Aim: Please rewrite all the lines below as a numbered list, leaving out any blank lines.

^^^^

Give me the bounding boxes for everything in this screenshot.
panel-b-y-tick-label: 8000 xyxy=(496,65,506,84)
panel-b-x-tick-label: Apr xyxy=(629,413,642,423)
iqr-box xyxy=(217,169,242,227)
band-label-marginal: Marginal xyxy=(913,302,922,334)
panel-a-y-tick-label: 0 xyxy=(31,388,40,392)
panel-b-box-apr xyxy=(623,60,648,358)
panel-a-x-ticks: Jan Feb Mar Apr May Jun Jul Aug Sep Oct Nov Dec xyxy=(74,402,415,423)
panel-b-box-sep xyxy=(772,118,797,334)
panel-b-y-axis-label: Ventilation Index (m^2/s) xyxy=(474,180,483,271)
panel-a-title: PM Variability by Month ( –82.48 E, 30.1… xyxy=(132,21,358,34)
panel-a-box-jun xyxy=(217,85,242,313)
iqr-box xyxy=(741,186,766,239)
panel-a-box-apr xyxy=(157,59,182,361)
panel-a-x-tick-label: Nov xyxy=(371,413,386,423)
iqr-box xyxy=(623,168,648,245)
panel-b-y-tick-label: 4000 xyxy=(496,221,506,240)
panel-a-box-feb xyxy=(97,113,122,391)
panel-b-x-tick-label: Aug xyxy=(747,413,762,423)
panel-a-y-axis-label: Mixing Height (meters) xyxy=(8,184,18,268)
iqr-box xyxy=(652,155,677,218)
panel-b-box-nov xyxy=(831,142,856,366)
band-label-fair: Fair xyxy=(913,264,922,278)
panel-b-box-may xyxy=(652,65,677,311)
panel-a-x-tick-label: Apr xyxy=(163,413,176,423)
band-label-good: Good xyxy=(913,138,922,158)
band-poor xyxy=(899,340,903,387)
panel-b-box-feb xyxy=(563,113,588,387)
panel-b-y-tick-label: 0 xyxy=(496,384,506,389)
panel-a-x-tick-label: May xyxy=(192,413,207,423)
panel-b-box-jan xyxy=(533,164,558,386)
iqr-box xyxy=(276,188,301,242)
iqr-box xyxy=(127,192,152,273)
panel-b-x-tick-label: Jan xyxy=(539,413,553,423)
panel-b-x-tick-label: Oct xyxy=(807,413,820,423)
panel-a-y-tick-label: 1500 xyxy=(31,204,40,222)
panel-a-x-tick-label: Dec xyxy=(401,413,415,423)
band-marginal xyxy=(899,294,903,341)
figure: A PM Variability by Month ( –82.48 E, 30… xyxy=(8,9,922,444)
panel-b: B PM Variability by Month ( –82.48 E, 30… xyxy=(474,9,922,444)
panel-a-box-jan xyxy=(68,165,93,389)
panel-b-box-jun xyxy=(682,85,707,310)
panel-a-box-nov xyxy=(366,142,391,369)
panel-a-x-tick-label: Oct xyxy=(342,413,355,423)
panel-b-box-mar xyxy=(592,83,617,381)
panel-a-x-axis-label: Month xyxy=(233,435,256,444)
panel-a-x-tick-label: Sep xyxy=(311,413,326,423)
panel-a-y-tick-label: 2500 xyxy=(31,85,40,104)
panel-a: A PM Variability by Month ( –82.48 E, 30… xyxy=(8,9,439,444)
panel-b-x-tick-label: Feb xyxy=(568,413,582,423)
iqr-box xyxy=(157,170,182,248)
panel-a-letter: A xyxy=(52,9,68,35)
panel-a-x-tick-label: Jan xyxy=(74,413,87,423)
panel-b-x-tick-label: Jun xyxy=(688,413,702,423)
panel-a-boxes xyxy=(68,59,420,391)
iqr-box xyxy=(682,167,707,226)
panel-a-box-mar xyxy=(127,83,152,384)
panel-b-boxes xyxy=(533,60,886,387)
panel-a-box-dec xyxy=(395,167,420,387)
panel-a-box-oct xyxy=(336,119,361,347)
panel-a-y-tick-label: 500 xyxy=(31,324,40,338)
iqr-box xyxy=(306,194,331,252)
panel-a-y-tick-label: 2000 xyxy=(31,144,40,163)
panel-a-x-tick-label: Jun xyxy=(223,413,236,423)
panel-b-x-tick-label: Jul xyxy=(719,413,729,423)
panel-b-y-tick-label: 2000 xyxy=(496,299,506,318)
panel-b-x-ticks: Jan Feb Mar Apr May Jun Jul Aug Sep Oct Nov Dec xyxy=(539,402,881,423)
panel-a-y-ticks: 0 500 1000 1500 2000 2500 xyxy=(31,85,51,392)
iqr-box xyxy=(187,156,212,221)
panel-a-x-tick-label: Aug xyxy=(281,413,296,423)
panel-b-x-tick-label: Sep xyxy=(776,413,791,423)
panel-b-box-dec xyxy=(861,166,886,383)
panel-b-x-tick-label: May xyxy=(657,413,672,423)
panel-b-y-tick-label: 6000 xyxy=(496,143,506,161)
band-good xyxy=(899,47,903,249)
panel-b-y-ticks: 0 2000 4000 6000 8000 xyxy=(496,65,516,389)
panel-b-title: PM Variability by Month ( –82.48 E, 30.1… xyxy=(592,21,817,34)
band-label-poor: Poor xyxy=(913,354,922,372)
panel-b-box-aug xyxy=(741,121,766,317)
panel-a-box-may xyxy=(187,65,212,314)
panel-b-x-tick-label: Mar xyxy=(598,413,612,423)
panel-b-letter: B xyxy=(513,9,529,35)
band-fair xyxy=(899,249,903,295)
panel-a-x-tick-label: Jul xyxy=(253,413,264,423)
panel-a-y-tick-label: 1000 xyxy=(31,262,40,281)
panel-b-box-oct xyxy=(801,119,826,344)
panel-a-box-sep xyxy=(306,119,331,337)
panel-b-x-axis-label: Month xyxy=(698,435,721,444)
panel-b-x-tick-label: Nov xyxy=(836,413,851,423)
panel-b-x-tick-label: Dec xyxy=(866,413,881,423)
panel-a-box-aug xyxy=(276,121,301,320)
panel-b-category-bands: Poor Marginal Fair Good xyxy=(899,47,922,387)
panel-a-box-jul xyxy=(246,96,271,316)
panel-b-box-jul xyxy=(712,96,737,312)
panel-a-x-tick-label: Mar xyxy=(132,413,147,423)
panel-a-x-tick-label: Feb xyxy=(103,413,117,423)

^^^^

Solution:
1. Give me the bounding boxes for everything in this screenshot.
2. panel-b-y-tick-label: 8000 xyxy=(496,65,506,84)
3. panel-b-x-tick-label: Apr xyxy=(629,413,642,423)
4. iqr-box xyxy=(217,169,242,227)
5. band-label-marginal: Marginal xyxy=(913,302,922,334)
6. panel-a-y-tick-label: 0 xyxy=(31,388,40,392)
7. panel-b-box-apr xyxy=(623,60,648,358)
8. panel-a-x-ticks: Jan Feb Mar Apr May Jun Jul Aug Sep Oct Nov Dec xyxy=(74,402,415,423)
9. panel-b-box-sep xyxy=(772,118,797,334)
10. panel-b-y-axis-label: Ventilation Index (m^2/s) xyxy=(474,180,483,271)
11. panel-a-title: PM Variability by Month ( –82.48 E, 30.1… xyxy=(132,21,358,34)
12. panel-a-box-jun xyxy=(217,85,242,313)
13. iqr-box xyxy=(741,186,766,239)
14. panel-a-box-apr xyxy=(157,59,182,361)
15. panel-a-x-tick-label: Nov xyxy=(371,413,386,423)
16. iqr-box xyxy=(623,168,648,245)
17. panel-b-y-tick-label: 4000 xyxy=(496,221,506,240)
18. panel-a-box-feb xyxy=(97,113,122,391)
19. panel-b-x-tick-label: Aug xyxy=(747,413,762,423)
20. panel-a-y-axis-label: Mixing Height (meters) xyxy=(8,184,18,268)
21. iqr-box xyxy=(652,155,677,218)
22. panel-b-box-nov xyxy=(831,142,856,366)
23. band-label-fair: Fair xyxy=(913,264,922,278)
24. panel-b-box-may xyxy=(652,65,677,311)
25. panel-a-x-tick-label: Apr xyxy=(163,413,176,423)
26. band-label-good: Good xyxy=(913,138,922,158)
27. band-poor xyxy=(899,340,903,387)
28. panel-b-box-feb xyxy=(563,113,588,387)
29. panel-b-y-tick-label: 0 xyxy=(496,384,506,389)
30. panel-a-x-tick-label: May xyxy=(192,413,207,423)
31. panel-b-box-jan xyxy=(533,164,558,386)
32. iqr-box xyxy=(276,188,301,242)
33. iqr-box xyxy=(127,192,152,273)
34. panel-b-x-tick-label: Jan xyxy=(539,413,553,423)
35. panel-b-x-tick-label: Oct xyxy=(807,413,820,423)
36. panel-a-y-tick-label: 1500 xyxy=(31,204,40,222)
37. panel-a-x-tick-label: Dec xyxy=(401,413,415,423)
38. band-marginal xyxy=(899,294,903,341)
39. figure: A PM Variability by Month ( –82.48 E, 30… xyxy=(8,9,922,444)
40. panel-b: B PM Variability by Month ( –82.48 E, 30… xyxy=(474,9,922,444)
41. panel-a-box-jan xyxy=(68,165,93,389)
42. panel-b-box-jun xyxy=(682,85,707,310)
43. panel-a-box-nov xyxy=(366,142,391,369)
44. panel-a-x-tick-label: Oct xyxy=(342,413,355,423)
45. panel-b-box-mar xyxy=(592,83,617,381)
46. panel-a-x-axis-label: Month xyxy=(233,435,256,444)
47. panel-a-x-tick-label: Sep xyxy=(311,413,326,423)
48. panel-a-y-tick-label: 2500 xyxy=(31,85,40,104)
49. panel-a: A PM Variability by Month ( –82.48 E, 30… xyxy=(8,9,439,444)
50. panel-b-x-tick-label: Feb xyxy=(568,413,582,423)
51. iqr-box xyxy=(157,170,182,248)
52. panel-a-letter: A xyxy=(52,9,68,35)
53. panel-a-x-tick-label: Jan xyxy=(74,413,87,423)
54. panel-b-x-tick-label: Jun xyxy=(688,413,702,423)
55. panel-a-boxes xyxy=(68,59,420,391)
56. iqr-box xyxy=(682,167,707,226)
57. panel-a-box-mar xyxy=(127,83,152,384)
58. panel-b-boxes xyxy=(533,60,886,387)
59. panel-a-box-dec xyxy=(395,167,420,387)
60. panel-a-box-oct xyxy=(336,119,361,347)
61. panel-a-y-tick-label: 500 xyxy=(31,324,40,338)
62. iqr-box xyxy=(306,194,331,252)
63. panel-a-y-tick-label: 2000 xyxy=(31,144,40,163)
64. panel-a-x-tick-label: Jun xyxy=(223,413,236,423)
65. panel-b-x-tick-label: Jul xyxy=(719,413,729,423)
66. panel-b-y-tick-label: 2000 xyxy=(496,299,506,318)
67. panel-b-x-ticks: Jan Feb Mar Apr May Jun Jul Aug Sep Oct Nov Dec xyxy=(539,402,881,423)
68. panel-a-y-ticks: 0 500 1000 1500 2000 2500 xyxy=(31,85,51,392)
69. iqr-box xyxy=(187,156,212,221)
70. panel-a-x-tick-label: Aug xyxy=(281,413,296,423)
71. panel-b-x-tick-label: Sep xyxy=(776,413,791,423)
72. panel-b-box-dec xyxy=(861,166,886,383)
73. panel-b-x-tick-label: May xyxy=(657,413,672,423)
74. panel-b-y-tick-label: 6000 xyxy=(496,143,506,161)
75. band-good xyxy=(899,47,903,249)
76. panel-b-y-ticks: 0 2000 4000 6000 8000 xyxy=(496,65,516,389)
77. panel-b-title: PM Variability by Month ( –82.48 E, 30.1… xyxy=(592,21,817,34)
78. band-label-poor: Poor xyxy=(913,354,922,372)
79. panel-b-box-aug xyxy=(741,121,766,317)
80. panel-a-box-may xyxy=(187,65,212,314)
81. panel-b-x-tick-label: Mar xyxy=(598,413,612,423)
82. panel-b-letter: B xyxy=(513,9,529,35)
83. band-fair xyxy=(899,249,903,295)
84. panel-a-x-tick-label: Jul xyxy=(253,413,264,423)
85. panel-a-y-tick-label: 1000 xyxy=(31,262,40,281)
86. panel-b-box-oct xyxy=(801,119,826,344)
87. panel-a-box-sep xyxy=(306,119,331,337)
88. panel-b-x-axis-label: Month xyxy=(698,435,721,444)
89. panel-b-x-tick-label: Nov xyxy=(836,413,851,423)
90. panel-b-x-tick-label: Dec xyxy=(866,413,881,423)
91. panel-a-box-aug xyxy=(276,121,301,320)
92. panel-b-category-bands: Poor Marginal Fair Good xyxy=(899,47,922,387)
93. panel-a-box-jul xyxy=(246,96,271,316)
94. panel-b-box-jul xyxy=(712,96,737,312)
95. panel-a-x-tick-label: Mar xyxy=(132,413,147,423)
96. panel-a-x-tick-label: Feb xyxy=(103,413,117,423)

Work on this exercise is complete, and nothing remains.